• Exercise objective
Copy out all the lines where "text" shows up.

• Input records
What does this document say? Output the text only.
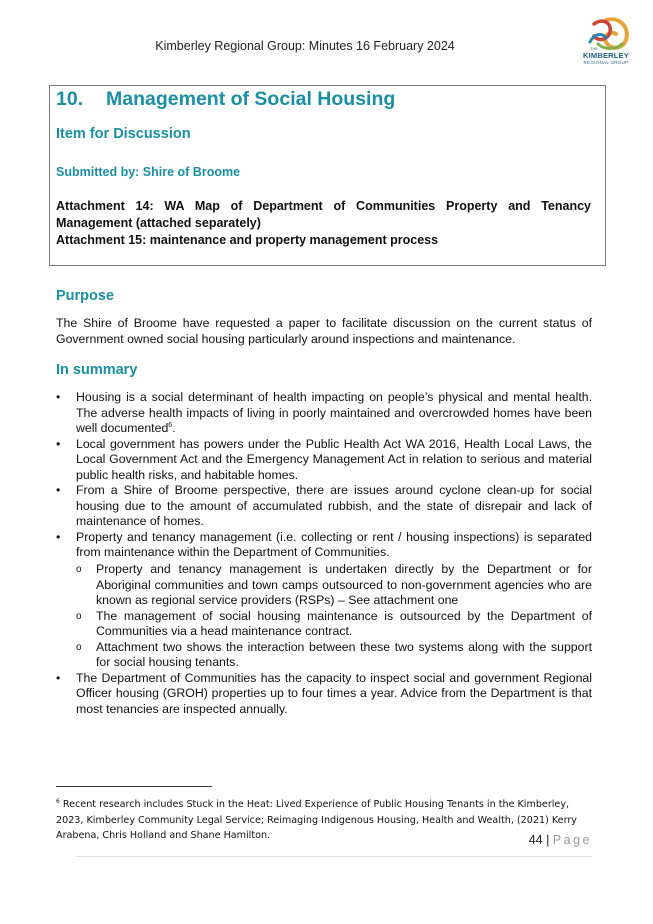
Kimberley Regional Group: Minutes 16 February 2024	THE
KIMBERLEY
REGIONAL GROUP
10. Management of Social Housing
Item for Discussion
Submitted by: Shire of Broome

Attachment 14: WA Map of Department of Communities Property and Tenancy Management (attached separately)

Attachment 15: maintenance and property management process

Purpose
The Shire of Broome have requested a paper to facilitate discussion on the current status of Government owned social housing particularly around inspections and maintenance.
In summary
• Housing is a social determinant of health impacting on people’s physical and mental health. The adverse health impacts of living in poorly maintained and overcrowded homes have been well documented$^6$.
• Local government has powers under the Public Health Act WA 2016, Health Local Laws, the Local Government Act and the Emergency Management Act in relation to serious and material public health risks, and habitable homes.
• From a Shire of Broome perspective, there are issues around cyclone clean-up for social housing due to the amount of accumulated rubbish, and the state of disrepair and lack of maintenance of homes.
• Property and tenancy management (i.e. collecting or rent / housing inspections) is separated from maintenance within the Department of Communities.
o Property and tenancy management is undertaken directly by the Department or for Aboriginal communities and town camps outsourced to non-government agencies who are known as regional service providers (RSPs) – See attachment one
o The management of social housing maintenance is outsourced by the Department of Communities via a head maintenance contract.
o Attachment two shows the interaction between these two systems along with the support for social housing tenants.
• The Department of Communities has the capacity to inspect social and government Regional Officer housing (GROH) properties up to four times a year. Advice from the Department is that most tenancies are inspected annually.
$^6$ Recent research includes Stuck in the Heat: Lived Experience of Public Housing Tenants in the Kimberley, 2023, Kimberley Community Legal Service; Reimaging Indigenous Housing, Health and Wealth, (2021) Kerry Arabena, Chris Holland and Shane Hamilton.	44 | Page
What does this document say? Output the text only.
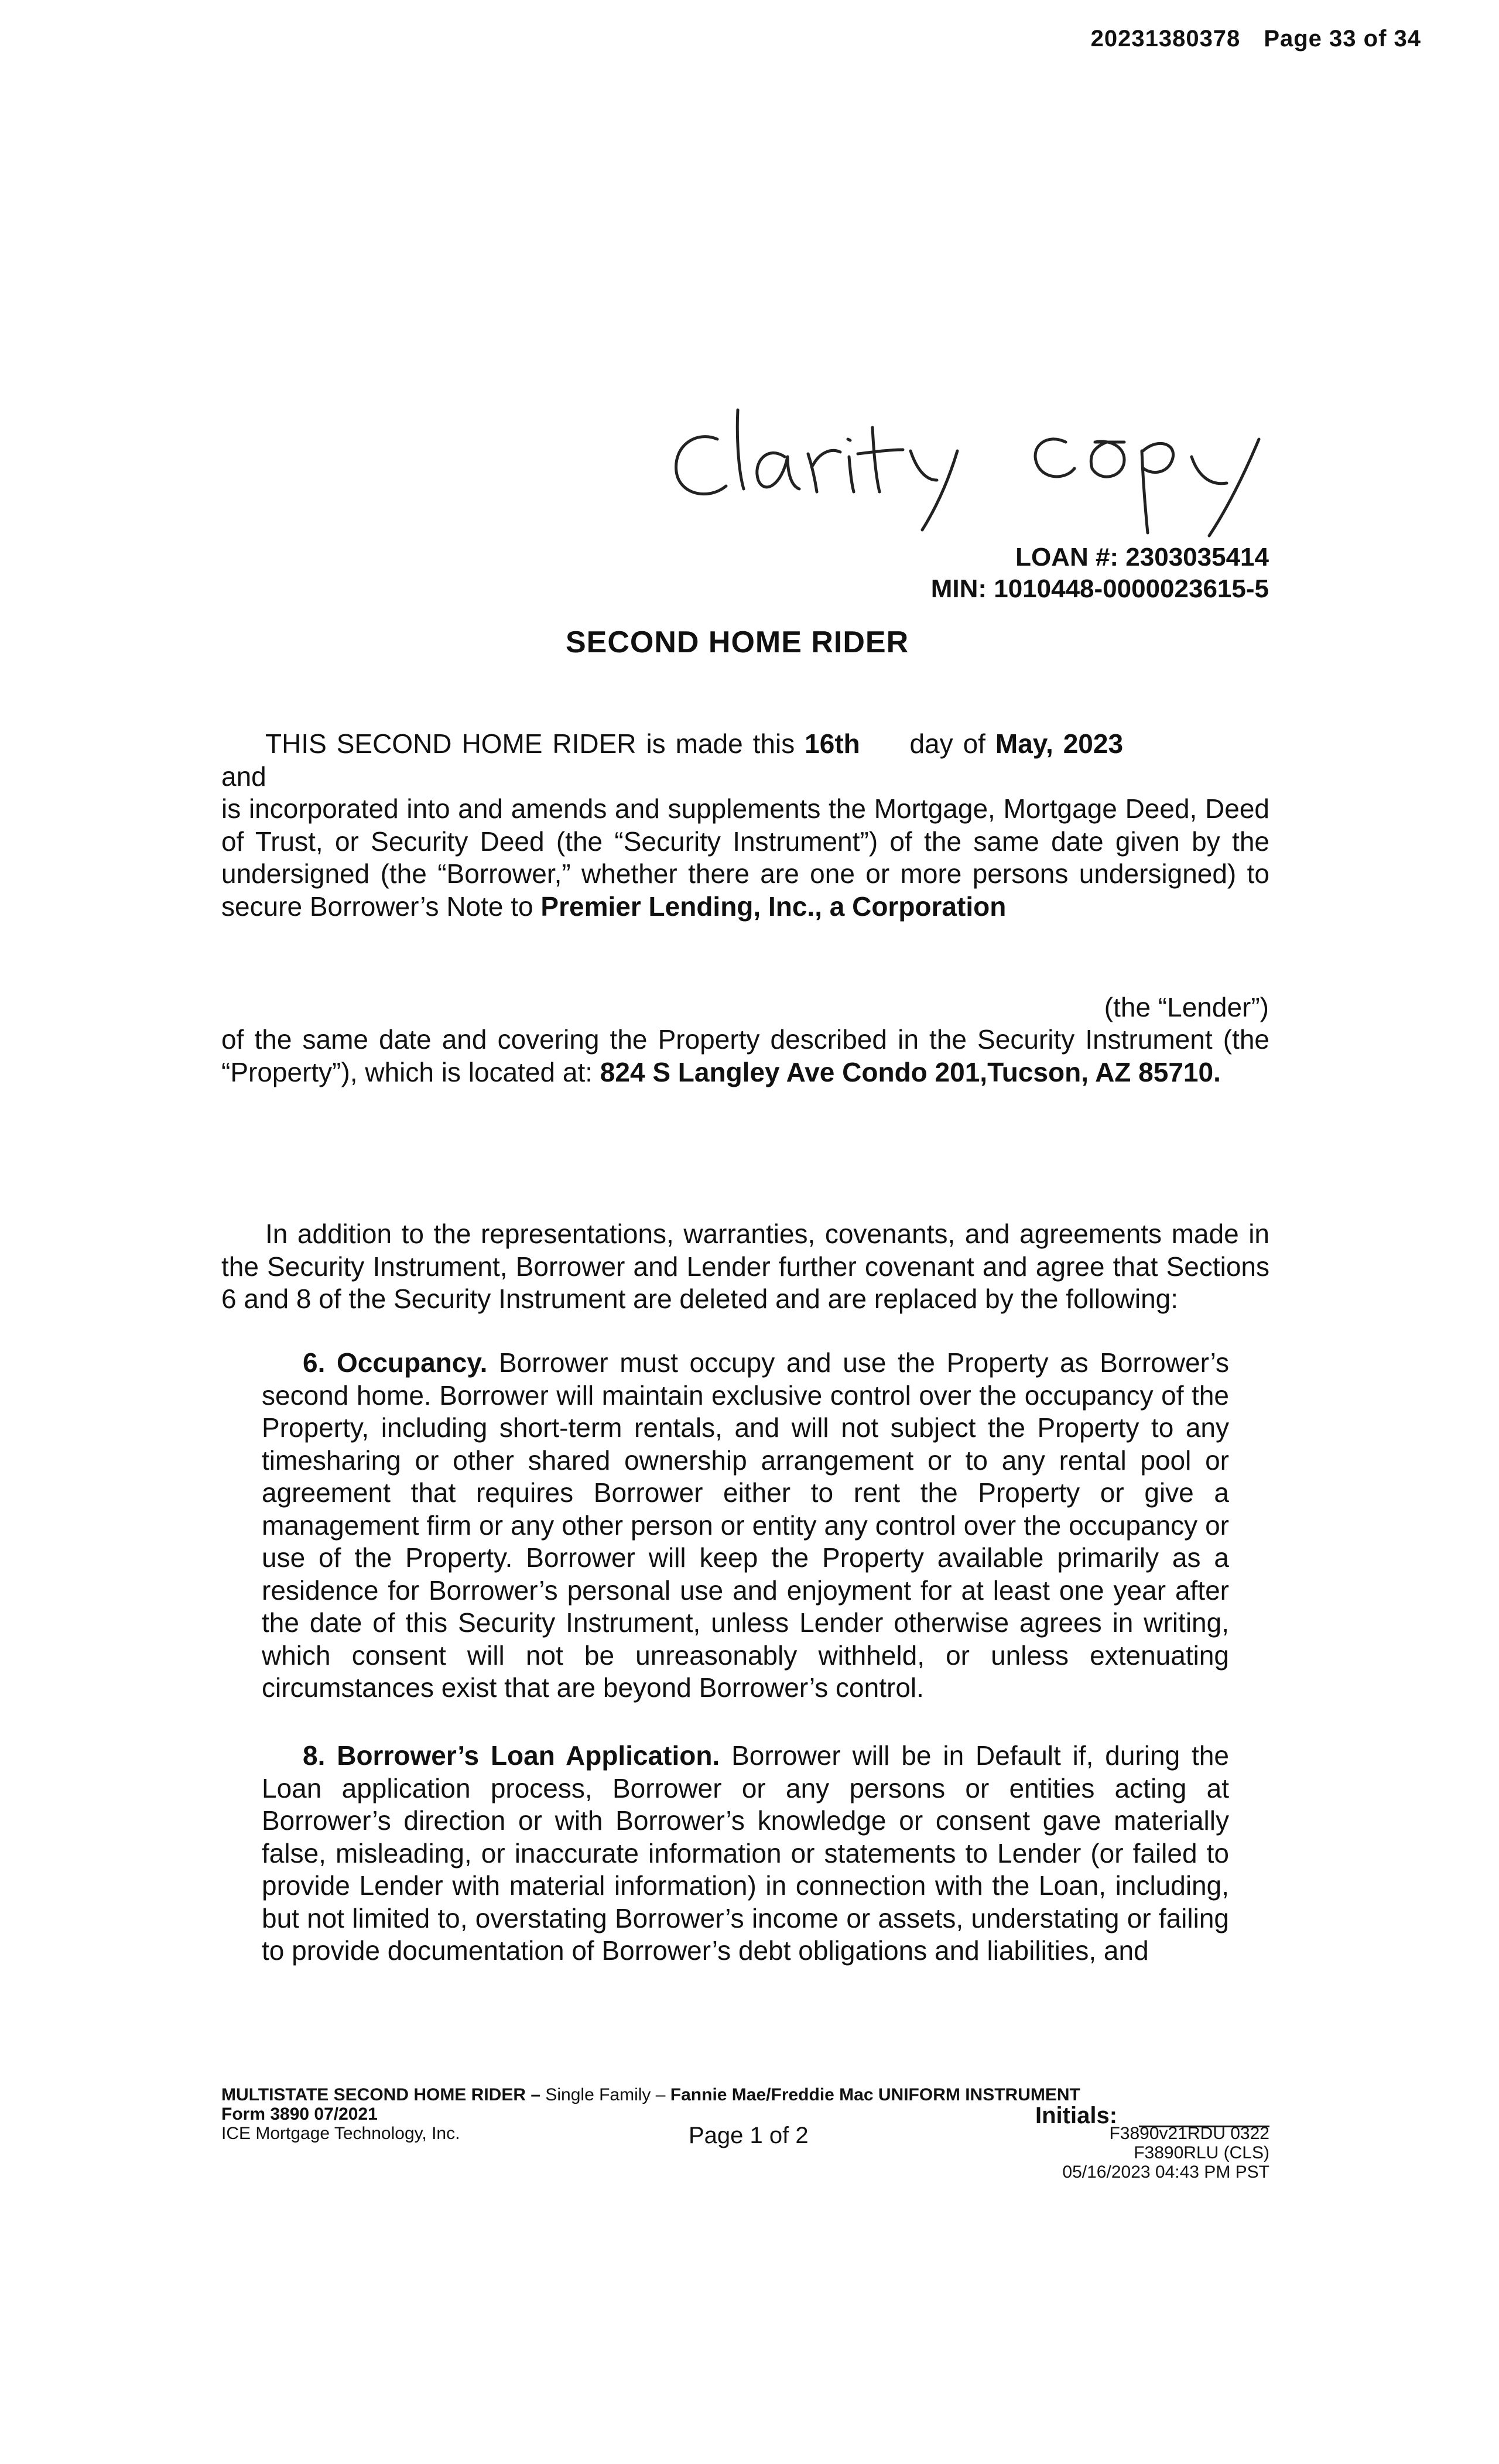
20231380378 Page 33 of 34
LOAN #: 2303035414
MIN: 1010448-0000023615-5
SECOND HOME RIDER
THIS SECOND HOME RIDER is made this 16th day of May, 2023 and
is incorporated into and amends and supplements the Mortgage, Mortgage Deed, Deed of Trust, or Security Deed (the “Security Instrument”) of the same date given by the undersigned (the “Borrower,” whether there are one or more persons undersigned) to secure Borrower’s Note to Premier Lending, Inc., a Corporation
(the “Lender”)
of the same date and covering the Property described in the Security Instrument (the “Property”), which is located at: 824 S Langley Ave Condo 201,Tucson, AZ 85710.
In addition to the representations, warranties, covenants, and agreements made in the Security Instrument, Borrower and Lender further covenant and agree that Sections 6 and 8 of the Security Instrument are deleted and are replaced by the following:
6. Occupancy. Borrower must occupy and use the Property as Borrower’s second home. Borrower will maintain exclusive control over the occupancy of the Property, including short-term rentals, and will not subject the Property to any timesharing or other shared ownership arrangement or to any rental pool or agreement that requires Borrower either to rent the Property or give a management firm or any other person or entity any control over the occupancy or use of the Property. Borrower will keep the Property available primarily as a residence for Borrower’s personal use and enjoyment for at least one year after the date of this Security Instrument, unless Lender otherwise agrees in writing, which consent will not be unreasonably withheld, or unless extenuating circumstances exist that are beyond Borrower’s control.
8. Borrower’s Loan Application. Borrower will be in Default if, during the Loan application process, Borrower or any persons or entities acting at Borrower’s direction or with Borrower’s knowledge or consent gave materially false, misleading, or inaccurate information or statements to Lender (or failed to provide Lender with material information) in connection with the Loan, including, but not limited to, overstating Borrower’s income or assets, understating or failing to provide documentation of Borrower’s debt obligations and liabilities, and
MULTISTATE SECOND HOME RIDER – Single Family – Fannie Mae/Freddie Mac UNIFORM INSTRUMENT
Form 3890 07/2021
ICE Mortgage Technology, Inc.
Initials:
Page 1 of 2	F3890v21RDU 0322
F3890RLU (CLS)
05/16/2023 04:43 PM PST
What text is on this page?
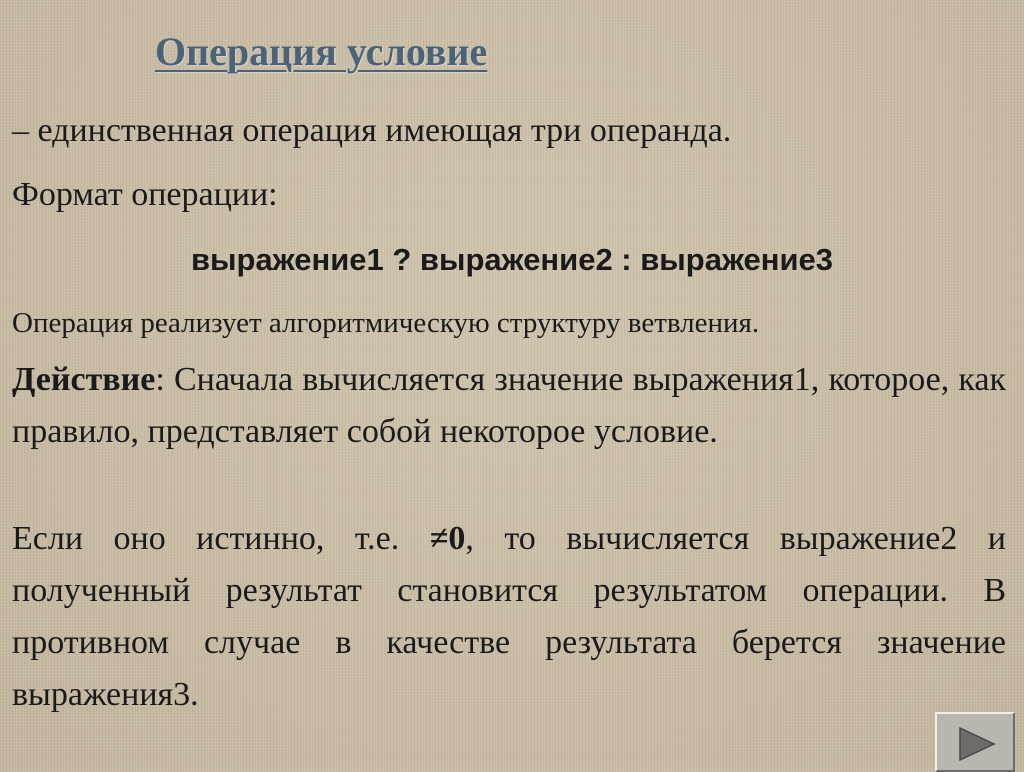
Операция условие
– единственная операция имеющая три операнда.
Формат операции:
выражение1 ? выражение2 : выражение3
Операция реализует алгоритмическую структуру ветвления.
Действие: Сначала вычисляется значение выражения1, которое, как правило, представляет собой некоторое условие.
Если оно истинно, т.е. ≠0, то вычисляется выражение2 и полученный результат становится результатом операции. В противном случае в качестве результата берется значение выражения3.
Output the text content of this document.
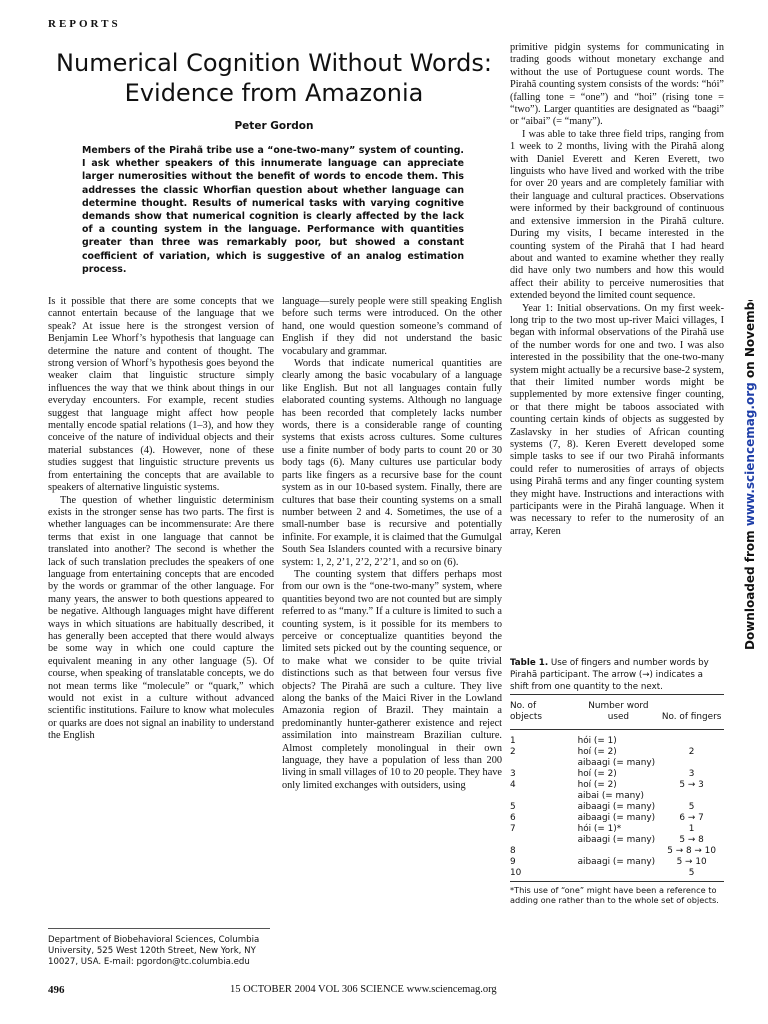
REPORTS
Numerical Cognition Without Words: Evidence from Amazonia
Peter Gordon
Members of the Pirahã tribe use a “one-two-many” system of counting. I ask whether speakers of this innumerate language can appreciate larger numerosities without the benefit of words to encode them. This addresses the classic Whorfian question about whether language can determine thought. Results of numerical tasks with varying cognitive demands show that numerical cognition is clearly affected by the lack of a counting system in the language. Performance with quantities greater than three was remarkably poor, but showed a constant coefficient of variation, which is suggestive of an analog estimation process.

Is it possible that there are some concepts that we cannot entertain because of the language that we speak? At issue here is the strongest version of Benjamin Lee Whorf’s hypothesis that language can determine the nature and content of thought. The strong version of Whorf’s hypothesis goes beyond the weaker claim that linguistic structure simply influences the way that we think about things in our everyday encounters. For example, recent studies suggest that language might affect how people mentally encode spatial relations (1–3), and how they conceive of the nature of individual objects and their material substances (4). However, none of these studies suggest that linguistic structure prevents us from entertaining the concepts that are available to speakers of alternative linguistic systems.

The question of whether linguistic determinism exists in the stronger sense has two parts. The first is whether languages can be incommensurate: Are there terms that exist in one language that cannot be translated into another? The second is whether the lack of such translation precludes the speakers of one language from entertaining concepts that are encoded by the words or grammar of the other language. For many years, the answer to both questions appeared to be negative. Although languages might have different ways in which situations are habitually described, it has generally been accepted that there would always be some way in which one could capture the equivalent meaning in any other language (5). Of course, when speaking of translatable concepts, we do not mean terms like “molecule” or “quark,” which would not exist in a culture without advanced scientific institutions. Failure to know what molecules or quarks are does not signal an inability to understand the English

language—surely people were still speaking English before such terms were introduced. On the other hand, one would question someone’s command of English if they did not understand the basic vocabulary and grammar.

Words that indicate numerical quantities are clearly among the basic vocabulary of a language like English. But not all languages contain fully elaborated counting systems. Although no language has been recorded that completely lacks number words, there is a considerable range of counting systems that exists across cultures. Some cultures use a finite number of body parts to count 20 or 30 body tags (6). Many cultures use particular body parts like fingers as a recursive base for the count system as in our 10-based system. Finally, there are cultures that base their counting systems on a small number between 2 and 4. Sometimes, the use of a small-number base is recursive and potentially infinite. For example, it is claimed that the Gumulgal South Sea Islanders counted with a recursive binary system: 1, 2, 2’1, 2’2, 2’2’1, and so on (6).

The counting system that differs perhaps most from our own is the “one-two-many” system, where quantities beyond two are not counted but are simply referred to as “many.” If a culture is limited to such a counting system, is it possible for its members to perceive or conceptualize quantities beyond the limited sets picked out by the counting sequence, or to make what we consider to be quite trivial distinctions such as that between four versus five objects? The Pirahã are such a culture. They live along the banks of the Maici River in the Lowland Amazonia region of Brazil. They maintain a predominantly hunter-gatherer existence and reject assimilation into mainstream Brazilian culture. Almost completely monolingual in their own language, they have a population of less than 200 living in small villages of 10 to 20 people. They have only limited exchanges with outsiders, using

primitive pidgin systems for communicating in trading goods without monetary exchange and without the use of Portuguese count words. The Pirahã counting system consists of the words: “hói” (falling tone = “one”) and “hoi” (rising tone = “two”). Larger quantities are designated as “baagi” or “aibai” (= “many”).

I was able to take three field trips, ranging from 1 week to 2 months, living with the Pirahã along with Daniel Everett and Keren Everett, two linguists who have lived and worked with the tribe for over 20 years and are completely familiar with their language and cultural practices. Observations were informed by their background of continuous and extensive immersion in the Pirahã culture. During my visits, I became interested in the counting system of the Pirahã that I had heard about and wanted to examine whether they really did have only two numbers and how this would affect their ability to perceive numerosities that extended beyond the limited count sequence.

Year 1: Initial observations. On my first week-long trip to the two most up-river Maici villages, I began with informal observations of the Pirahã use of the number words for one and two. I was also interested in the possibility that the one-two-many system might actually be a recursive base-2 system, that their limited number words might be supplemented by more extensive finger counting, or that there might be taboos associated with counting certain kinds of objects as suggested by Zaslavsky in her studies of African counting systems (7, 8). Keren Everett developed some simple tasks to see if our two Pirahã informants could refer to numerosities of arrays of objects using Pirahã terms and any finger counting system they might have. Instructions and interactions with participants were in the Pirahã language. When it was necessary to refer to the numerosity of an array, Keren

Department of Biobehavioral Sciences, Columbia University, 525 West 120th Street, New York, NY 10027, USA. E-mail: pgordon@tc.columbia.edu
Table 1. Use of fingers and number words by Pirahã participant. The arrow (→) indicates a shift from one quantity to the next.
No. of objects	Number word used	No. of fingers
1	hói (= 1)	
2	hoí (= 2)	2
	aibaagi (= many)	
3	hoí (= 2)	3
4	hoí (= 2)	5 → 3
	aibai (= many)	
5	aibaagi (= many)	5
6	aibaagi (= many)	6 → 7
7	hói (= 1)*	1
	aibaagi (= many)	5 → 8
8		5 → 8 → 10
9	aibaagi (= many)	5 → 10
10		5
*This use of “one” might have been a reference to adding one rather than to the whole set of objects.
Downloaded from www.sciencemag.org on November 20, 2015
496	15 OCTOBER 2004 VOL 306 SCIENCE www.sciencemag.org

• Exercise result
What does this document say? Output the text only.
What does this document say? Output the text only.
What text is on this page?
Output the text content of this document.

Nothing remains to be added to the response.